- Brief
Extract each line bearing the word "PageTail".

==== Supplied material ====

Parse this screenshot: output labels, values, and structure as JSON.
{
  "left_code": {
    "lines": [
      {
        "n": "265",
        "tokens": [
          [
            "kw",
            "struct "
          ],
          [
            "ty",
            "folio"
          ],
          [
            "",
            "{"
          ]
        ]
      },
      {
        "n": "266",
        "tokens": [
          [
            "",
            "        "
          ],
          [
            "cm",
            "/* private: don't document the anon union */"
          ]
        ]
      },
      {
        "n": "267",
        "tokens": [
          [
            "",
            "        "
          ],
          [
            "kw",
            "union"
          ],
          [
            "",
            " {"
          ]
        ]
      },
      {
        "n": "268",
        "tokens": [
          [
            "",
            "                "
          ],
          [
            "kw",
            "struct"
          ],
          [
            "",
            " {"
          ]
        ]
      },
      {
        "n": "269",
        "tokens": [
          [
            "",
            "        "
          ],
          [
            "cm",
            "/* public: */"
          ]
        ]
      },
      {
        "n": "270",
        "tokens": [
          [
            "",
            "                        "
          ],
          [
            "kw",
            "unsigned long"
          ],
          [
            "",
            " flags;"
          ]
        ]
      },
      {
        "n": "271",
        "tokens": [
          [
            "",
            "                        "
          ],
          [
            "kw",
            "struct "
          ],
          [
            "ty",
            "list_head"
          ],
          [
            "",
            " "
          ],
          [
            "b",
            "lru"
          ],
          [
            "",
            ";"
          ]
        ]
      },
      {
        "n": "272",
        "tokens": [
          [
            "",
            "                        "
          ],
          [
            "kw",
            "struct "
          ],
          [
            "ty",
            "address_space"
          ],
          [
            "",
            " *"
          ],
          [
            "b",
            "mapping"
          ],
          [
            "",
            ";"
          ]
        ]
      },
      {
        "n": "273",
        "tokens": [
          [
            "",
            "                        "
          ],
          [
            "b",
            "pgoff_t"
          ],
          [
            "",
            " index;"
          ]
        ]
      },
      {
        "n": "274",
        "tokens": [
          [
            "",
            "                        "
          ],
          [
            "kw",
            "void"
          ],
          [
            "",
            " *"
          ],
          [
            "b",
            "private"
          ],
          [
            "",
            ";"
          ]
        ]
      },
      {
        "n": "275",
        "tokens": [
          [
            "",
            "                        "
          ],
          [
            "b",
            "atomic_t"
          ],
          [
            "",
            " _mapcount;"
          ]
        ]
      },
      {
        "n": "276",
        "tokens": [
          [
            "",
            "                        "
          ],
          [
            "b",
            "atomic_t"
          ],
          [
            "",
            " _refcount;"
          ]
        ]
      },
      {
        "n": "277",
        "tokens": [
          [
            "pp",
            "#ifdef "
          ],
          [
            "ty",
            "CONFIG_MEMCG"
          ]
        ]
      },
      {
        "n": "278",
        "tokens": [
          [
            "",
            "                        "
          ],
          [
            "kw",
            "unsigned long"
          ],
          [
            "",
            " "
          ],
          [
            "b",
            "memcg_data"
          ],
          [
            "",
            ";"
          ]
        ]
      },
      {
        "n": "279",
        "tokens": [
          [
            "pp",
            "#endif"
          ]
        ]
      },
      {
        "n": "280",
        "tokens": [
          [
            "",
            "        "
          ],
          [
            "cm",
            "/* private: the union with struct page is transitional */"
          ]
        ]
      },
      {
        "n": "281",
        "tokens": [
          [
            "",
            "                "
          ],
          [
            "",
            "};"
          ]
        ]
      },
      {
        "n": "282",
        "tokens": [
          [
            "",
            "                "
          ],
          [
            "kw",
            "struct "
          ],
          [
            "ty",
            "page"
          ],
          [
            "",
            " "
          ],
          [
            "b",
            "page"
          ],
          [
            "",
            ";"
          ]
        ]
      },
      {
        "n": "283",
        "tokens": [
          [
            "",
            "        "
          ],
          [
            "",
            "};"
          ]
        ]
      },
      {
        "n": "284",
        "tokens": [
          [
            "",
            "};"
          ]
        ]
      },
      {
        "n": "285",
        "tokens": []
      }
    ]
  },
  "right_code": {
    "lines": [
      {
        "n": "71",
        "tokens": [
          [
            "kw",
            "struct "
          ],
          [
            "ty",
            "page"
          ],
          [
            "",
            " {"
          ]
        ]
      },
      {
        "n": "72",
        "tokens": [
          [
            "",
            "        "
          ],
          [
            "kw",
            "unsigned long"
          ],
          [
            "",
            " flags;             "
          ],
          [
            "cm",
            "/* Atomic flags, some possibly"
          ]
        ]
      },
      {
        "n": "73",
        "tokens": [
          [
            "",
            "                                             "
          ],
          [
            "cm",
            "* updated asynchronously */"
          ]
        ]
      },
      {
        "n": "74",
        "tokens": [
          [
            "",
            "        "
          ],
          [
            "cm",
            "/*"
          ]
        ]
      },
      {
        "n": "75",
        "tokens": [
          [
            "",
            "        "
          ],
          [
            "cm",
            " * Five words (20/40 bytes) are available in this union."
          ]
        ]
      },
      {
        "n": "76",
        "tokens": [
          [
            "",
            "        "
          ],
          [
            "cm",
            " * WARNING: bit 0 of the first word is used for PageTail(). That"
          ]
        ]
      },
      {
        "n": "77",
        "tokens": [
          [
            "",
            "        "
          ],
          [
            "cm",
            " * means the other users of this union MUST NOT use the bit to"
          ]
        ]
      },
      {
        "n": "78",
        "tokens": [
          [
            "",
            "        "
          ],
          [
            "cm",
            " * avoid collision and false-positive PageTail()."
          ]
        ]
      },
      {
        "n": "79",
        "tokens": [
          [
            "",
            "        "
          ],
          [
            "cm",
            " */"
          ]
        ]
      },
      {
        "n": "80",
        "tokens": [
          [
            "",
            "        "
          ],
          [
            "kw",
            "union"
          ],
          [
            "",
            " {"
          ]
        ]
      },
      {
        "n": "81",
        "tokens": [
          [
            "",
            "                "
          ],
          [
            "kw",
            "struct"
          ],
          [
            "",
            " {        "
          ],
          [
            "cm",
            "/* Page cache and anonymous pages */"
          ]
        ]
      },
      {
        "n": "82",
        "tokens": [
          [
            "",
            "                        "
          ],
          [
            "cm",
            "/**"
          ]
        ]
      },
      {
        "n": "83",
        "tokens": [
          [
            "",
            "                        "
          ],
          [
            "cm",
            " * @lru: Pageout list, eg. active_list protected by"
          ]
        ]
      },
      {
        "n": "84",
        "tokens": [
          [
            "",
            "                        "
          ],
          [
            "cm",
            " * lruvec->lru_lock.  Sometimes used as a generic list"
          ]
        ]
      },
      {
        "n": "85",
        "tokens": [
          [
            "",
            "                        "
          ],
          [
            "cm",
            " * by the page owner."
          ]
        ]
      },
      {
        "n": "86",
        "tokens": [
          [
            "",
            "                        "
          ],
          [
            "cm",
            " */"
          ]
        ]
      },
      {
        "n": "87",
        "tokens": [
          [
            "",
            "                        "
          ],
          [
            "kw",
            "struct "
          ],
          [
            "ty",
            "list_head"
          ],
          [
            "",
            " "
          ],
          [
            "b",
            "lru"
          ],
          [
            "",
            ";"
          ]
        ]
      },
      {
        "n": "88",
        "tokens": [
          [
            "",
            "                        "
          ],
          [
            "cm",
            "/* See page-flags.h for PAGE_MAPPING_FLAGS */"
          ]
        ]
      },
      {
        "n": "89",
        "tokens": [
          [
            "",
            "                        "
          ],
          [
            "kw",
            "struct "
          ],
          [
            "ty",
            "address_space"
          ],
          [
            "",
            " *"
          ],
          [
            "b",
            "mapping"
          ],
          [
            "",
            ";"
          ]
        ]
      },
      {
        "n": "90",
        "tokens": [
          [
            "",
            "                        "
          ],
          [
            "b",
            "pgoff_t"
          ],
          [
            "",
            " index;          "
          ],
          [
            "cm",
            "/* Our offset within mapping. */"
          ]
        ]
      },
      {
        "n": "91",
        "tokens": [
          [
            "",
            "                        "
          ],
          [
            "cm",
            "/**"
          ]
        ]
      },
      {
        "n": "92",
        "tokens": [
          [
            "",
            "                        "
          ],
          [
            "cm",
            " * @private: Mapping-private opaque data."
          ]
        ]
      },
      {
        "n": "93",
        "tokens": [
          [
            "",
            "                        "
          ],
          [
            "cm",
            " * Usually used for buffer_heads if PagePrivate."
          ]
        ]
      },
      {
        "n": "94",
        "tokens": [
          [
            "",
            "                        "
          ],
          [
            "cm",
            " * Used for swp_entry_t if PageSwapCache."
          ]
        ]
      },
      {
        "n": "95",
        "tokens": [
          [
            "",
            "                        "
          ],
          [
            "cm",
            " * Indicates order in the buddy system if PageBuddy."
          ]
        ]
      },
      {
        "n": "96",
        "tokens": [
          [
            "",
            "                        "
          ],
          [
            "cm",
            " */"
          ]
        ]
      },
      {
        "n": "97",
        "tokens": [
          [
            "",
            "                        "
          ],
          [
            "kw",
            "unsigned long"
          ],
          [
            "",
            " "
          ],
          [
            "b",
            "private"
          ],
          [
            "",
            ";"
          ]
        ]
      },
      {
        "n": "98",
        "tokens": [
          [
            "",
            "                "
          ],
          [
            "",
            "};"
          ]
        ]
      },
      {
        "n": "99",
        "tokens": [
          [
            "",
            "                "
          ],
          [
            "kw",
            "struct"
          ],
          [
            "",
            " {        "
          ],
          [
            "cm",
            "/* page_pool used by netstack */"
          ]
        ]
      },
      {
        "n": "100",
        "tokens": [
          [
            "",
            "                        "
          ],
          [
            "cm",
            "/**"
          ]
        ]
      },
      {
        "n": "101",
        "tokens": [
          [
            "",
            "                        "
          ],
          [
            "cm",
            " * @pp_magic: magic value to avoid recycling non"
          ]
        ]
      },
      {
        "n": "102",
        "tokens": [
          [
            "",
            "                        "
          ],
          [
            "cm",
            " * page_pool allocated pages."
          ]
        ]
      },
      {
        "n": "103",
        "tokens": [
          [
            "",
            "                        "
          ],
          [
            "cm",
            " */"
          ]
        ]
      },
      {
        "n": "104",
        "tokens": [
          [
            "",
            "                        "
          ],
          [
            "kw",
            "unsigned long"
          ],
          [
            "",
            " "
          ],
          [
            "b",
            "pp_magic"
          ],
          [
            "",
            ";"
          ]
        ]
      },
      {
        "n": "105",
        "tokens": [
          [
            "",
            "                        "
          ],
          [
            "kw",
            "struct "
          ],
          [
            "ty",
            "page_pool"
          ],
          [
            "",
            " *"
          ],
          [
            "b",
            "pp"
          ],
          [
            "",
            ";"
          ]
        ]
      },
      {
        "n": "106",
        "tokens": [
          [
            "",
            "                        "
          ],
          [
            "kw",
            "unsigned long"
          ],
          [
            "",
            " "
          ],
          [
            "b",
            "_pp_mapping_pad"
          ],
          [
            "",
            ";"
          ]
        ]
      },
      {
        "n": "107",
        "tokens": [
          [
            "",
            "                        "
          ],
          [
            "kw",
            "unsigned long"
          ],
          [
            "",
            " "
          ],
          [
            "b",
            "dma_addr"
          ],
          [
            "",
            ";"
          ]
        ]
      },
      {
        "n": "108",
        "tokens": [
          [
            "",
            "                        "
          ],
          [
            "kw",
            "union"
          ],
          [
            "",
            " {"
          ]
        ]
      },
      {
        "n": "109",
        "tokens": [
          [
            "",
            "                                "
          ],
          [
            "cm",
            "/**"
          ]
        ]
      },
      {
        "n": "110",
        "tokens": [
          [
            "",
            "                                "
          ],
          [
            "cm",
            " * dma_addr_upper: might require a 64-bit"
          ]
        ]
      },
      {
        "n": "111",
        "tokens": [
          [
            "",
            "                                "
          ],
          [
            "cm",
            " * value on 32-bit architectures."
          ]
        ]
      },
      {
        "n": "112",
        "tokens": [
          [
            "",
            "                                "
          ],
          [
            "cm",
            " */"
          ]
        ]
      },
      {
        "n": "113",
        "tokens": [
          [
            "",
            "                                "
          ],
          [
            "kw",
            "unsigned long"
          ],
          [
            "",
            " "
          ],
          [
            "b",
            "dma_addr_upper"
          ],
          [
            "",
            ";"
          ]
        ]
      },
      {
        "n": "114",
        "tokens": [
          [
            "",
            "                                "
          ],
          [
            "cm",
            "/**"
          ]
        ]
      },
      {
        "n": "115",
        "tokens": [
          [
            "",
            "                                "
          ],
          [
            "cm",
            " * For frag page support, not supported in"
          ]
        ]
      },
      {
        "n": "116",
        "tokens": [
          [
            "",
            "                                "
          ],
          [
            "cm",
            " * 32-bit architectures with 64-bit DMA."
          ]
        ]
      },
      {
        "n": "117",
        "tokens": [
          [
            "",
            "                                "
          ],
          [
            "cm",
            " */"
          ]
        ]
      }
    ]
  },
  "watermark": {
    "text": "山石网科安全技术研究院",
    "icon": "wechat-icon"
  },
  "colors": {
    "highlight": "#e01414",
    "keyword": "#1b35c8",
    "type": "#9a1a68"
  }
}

====

- Task response
            " * WARNING: bit 0 of the first word is used for PageTail(). That"
            " * avoid collision and false-positive PageTail()."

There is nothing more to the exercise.